- _The problem_: Bring together all lines of the material below that contain the string "білім".

- _Data shown_:
━━━━━━━━
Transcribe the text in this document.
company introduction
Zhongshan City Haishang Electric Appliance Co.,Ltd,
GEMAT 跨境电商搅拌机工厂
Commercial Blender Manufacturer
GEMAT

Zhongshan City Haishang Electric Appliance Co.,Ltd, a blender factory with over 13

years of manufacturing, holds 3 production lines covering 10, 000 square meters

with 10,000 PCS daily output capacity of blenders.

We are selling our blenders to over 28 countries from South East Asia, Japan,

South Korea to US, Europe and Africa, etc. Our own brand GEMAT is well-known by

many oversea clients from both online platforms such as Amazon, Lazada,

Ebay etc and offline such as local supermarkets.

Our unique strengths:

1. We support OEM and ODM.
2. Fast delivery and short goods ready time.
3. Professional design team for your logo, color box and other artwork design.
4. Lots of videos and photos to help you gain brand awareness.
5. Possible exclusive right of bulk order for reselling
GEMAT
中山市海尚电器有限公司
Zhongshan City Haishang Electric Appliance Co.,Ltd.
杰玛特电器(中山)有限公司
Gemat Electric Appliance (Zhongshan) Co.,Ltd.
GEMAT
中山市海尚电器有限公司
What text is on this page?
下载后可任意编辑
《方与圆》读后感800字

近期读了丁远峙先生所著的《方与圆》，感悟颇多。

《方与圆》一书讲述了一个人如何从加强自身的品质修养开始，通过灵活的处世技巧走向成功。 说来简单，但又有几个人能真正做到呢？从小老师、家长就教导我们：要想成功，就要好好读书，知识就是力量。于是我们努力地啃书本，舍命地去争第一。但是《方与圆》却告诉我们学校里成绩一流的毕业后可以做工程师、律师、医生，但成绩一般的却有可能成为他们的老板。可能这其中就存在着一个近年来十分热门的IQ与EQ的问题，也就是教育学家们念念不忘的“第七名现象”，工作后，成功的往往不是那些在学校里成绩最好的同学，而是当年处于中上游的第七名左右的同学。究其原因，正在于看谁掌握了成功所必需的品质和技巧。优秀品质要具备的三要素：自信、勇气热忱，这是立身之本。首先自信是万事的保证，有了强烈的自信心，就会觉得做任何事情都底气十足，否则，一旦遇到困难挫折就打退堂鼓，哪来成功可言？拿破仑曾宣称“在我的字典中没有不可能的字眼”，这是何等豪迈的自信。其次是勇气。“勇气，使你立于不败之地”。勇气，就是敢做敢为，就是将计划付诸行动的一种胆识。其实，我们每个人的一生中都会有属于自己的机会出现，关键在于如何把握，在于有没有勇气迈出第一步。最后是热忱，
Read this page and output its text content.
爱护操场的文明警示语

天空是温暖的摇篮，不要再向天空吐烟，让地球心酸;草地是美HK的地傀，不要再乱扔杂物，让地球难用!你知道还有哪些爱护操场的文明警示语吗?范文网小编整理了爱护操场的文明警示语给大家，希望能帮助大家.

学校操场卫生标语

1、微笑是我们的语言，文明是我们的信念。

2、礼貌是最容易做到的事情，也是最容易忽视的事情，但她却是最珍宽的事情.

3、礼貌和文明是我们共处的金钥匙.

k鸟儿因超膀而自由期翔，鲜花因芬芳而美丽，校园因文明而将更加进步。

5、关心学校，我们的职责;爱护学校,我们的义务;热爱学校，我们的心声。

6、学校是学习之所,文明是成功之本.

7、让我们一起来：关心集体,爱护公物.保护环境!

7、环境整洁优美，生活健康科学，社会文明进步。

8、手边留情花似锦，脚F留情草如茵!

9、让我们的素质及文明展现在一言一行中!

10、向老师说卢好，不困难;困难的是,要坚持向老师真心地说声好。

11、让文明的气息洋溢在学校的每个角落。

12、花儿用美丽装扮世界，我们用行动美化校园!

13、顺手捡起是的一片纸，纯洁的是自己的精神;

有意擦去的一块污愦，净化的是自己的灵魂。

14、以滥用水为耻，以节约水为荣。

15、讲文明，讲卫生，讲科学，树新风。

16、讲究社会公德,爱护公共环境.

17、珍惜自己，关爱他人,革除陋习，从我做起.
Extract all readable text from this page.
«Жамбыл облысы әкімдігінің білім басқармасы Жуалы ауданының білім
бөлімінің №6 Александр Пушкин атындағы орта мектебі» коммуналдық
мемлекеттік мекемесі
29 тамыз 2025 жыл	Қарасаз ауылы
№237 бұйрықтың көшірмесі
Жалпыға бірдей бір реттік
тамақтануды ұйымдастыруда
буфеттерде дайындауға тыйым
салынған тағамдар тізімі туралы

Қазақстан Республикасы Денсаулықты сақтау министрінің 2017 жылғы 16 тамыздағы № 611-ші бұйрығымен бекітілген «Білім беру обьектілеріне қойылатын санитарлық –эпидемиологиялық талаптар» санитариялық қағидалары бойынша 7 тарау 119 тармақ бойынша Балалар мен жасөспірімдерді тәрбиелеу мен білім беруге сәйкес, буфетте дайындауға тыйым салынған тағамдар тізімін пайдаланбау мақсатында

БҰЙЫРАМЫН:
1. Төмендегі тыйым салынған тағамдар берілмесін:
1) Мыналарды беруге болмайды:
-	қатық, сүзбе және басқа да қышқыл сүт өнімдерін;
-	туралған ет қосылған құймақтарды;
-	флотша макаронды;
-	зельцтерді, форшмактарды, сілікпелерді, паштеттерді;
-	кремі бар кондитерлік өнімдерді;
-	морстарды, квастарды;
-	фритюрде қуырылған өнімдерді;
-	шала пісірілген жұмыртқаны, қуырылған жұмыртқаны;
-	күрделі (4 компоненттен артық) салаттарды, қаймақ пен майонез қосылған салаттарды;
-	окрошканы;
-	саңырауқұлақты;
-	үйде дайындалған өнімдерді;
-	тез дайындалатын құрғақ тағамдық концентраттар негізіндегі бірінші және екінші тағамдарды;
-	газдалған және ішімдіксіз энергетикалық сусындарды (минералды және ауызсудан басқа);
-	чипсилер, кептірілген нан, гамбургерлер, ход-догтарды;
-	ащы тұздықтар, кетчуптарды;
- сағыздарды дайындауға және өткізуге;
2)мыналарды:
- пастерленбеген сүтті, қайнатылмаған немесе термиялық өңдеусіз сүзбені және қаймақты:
━━━━━━━━
- _Written response_:
«Жамбыл облысы әкімдігінің білім басқармасы Жуалы ауданының білім
Қазақстан Республикасы Денсаулықты сақтау министрінің 2017 жылғы 16 тамыздағы № 611-ші бұйрығымен бекітілген «Білім беру обьектілеріне қойылатын санитарлық –эпидемиологиялық талаптар» санитариялық қағидалары бойынша 7 тарау 119 тармақ бойынша Балалар мен жасөспірімдерді тәрбиелеу мен білім беруге сәйкес, буфетте дайындауға тыйым салынған тағамдар тізімін пайдаланбау мақсатында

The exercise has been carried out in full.